— YOUR TASK —
Copy out every record below exactly as written, but leave out any pictures.

— RECORDED INFORMATION —

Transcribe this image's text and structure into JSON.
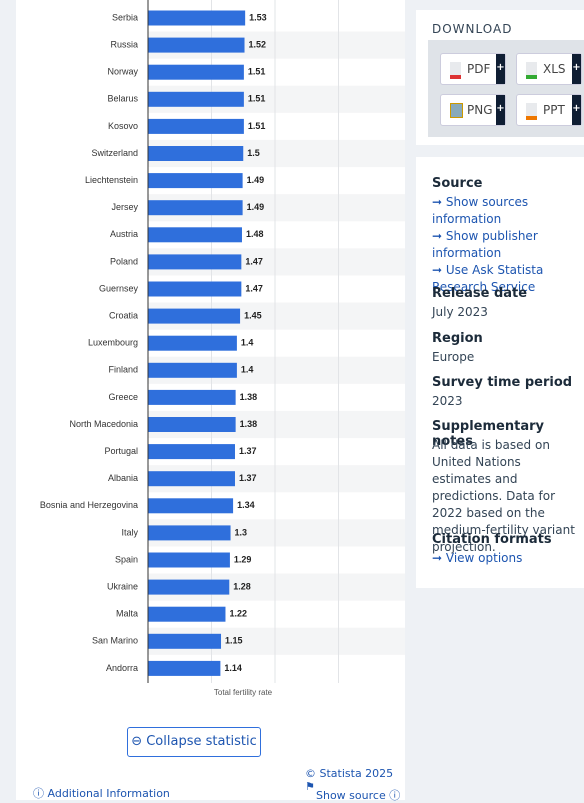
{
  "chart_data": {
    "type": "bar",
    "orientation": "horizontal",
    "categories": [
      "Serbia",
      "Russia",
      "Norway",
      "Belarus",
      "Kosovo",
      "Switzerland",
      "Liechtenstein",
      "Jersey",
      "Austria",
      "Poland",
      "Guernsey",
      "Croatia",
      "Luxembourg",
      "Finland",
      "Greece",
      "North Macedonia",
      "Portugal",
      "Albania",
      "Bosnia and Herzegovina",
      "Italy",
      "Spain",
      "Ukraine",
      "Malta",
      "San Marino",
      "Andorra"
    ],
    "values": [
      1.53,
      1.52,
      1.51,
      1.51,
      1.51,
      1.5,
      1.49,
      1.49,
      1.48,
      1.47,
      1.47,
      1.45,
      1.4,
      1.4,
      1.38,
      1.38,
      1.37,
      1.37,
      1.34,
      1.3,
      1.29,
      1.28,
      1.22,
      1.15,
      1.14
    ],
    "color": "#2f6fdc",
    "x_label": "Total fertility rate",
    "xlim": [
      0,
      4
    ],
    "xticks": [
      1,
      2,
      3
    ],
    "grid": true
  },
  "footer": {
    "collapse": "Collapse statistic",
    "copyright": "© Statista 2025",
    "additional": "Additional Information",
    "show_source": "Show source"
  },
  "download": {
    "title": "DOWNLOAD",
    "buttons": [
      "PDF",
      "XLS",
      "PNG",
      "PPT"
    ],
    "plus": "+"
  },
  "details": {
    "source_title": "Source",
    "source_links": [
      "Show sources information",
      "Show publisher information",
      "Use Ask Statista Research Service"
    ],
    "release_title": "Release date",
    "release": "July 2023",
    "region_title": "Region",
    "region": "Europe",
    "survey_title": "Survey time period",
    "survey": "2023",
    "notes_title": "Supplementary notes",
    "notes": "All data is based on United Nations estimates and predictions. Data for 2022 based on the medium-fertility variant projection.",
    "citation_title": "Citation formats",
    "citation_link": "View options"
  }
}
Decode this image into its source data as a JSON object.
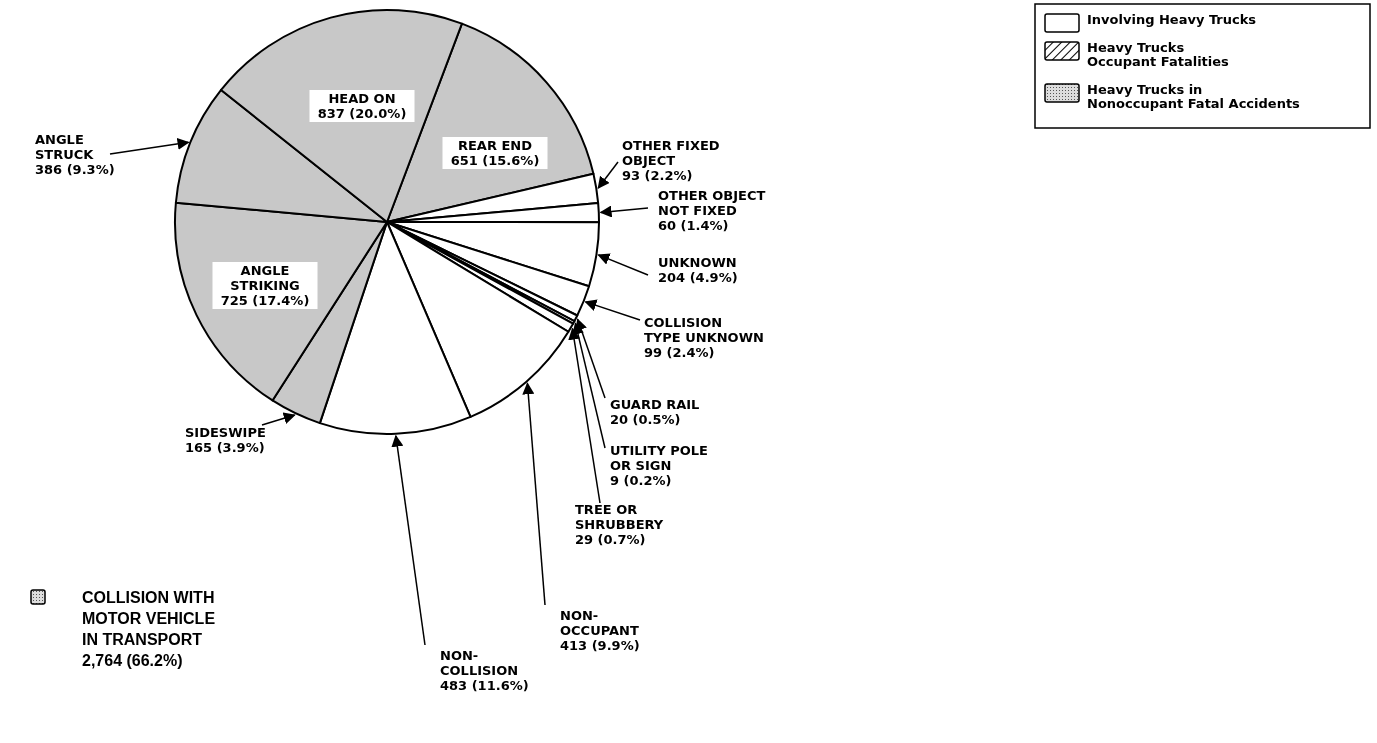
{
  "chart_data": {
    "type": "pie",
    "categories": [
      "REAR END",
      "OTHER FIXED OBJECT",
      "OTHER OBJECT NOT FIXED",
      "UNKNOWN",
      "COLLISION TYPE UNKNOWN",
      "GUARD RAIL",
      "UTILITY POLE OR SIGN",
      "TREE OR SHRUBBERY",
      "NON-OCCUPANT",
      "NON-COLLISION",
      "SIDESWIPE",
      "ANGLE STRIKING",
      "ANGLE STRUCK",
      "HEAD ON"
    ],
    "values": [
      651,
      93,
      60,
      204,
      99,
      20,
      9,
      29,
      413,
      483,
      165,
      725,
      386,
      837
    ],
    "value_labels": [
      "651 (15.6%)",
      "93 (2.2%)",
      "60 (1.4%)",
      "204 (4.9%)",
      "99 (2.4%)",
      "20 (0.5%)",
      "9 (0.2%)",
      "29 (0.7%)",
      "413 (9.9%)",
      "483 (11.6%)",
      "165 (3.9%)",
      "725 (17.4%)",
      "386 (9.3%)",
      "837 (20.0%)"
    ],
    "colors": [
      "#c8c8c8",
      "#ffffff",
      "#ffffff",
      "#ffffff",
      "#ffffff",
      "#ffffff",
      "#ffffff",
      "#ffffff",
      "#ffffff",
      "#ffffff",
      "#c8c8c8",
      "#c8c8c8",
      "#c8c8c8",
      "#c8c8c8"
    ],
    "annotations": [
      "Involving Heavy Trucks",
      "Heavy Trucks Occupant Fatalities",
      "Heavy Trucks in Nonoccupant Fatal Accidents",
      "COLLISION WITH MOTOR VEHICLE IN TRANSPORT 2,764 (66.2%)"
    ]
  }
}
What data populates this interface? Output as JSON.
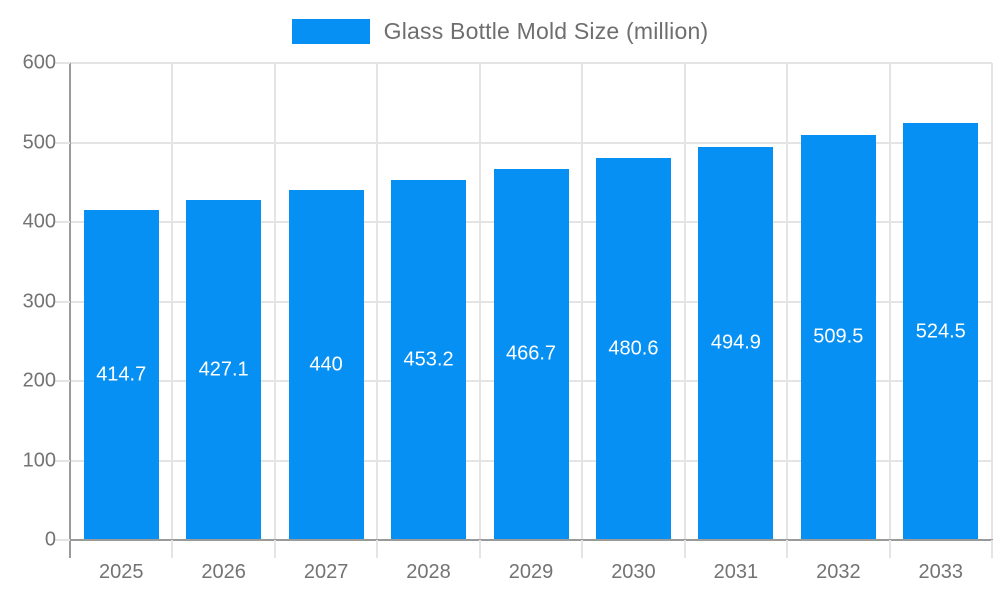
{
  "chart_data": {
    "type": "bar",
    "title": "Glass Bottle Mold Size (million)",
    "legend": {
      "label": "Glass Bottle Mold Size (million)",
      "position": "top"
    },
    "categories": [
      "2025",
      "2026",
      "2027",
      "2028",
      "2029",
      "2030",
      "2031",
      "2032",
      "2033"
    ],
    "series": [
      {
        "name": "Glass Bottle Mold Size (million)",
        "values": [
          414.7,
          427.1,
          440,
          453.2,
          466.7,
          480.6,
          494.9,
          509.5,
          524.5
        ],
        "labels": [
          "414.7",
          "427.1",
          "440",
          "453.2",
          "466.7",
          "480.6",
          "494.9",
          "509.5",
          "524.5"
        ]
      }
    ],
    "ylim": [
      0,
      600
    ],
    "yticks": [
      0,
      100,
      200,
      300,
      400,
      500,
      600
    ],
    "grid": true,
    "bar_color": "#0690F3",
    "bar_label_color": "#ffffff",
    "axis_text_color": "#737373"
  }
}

— ANSWER TO THE PROBLEM —
Transcribe this image's text and structure into JSON.
{
  "chart_data": {
    "type": "bar",
    "orientation": "horizontal",
    "categories": [
      "Serbia",
      "Russia",
      "Norway",
      "Belarus",
      "Kosovo",
      "Switzerland",
      "Liechtenstein",
      "Jersey",
      "Austria",
      "Poland",
      "Guernsey",
      "Croatia",
      "Luxembourg",
      "Finland",
      "Greece",
      "North Macedonia",
      "Portugal",
      "Albania",
      "Bosnia and Herzegovina",
      "Italy",
      "Spain",
      "Ukraine",
      "Malta",
      "San Marino",
      "Andorra"
    ],
    "values": [
      1.53,
      1.52,
      1.51,
      1.51,
      1.51,
      1.5,
      1.49,
      1.49,
      1.48,
      1.47,
      1.47,
      1.45,
      1.4,
      1.4,
      1.38,
      1.38,
      1.37,
      1.37,
      1.34,
      1.3,
      1.29,
      1.28,
      1.22,
      1.15,
      1.14
    ],
    "color": "#2f6fdc",
    "x_label": "Total fertility rate",
    "xlim": [
      0,
      4
    ],
    "xticks": [
      1,
      2,
      3
    ],
    "grid": true
  },
  "footer": {
    "collapse": "Collapse statistic",
    "copyright": "© Statista 2025",
    "additional": "Additional Information",
    "show_source": "Show source"
  },
  "download": {
    "title": "DOWNLOAD",
    "buttons": [
      "PDF",
      "XLS",
      "PNG",
      "PPT"
    ],
    "plus": "+"
  },
  "details": {
    "source_title": "Source",
    "source_links": [
      "Show sources information",
      "Show publisher information",
      "Use Ask Statista Research Service"
    ],
    "release_title": "Release date",
    "release": "July 2023",
    "region_title": "Region",
    "region": "Europe",
    "survey_title": "Survey time period",
    "survey": "2023",
    "notes_title": "Supplementary notes",
    "notes": "All data is based on United Nations estimates and predictions. Data for 2022 based on the medium-fertility variant projection.",
    "citation_title": "Citation formats",
    "citation_link": "View options"
  }
}
Decode this image into its source data as a JSON object.
{
  "chart_data": {
    "type": "pie",
    "categories": [
      "REAR END",
      "OTHER FIXED OBJECT",
      "OTHER OBJECT NOT FIXED",
      "UNKNOWN",
      "COLLISION TYPE UNKNOWN",
      "GUARD RAIL",
      "UTILITY POLE OR SIGN",
      "TREE OR SHRUBBERY",
      "NON-OCCUPANT",
      "NON-COLLISION",
      "SIDESWIPE",
      "ANGLE STRIKING",
      "ANGLE STRUCK",
      "HEAD ON"
    ],
    "values": [
      651,
      93,
      60,
      204,
      99,
      20,
      9,
      29,
      413,
      483,
      165,
      725,
      386,
      837
    ],
    "value_labels": [
      "651 (15.6%)",
      "93 (2.2%)",
      "60 (1.4%)",
      "204 (4.9%)",
      "99 (2.4%)",
      "20 (0.5%)",
      "9 (0.2%)",
      "29 (0.7%)",
      "413 (9.9%)",
      "483 (11.6%)",
      "165 (3.9%)",
      "725 (17.4%)",
      "386 (9.3%)",
      "837 (20.0%)"
    ],
    "colors": [
      "#c8c8c8",
      "#ffffff",
      "#ffffff",
      "#ffffff",
      "#ffffff",
      "#ffffff",
      "#ffffff",
      "#ffffff",
      "#ffffff",
      "#ffffff",
      "#c8c8c8",
      "#c8c8c8",
      "#c8c8c8",
      "#c8c8c8"
    ],
    "annotations": [
      "Involving Heavy Trucks",
      "Heavy Trucks Occupant Fatalities",
      "Heavy Trucks in Nonoccupant Fatal Accidents",
      "COLLISION WITH MOTOR VEHICLE IN TRANSPORT 2,764 (66.2%)"
    ]
  }
}
What data populates this interface? Output as JSON.
{
  "chart_data": {
    "type": "bar",
    "title": "Glass Bottle Mold Size (million)",
    "legend": {
      "label": "Glass Bottle Mold Size (million)",
      "position": "top"
    },
    "categories": [
      "2025",
      "2026",
      "2027",
      "2028",
      "2029",
      "2030",
      "2031",
      "2032",
      "2033"
    ],
    "series": [
      {
        "name": "Glass Bottle Mold Size (million)",
        "values": [
          414.7,
          427.1,
          440,
          453.2,
          466.7,
          480.6,
          494.9,
          509.5,
          524.5
        ],
        "labels": [
          "414.7",
          "427.1",
          "440",
          "453.2",
          "466.7",
          "480.6",
          "494.9",
          "509.5",
          "524.5"
        ]
      }
    ],
    "ylim": [
      0,
      600
    ],
    "yticks": [
      0,
      100,
      200,
      300,
      400,
      500,
      600
    ],
    "grid": true,
    "bar_color": "#0690F3",
    "bar_label_color": "#ffffff",
    "axis_text_color": "#737373"
  }
}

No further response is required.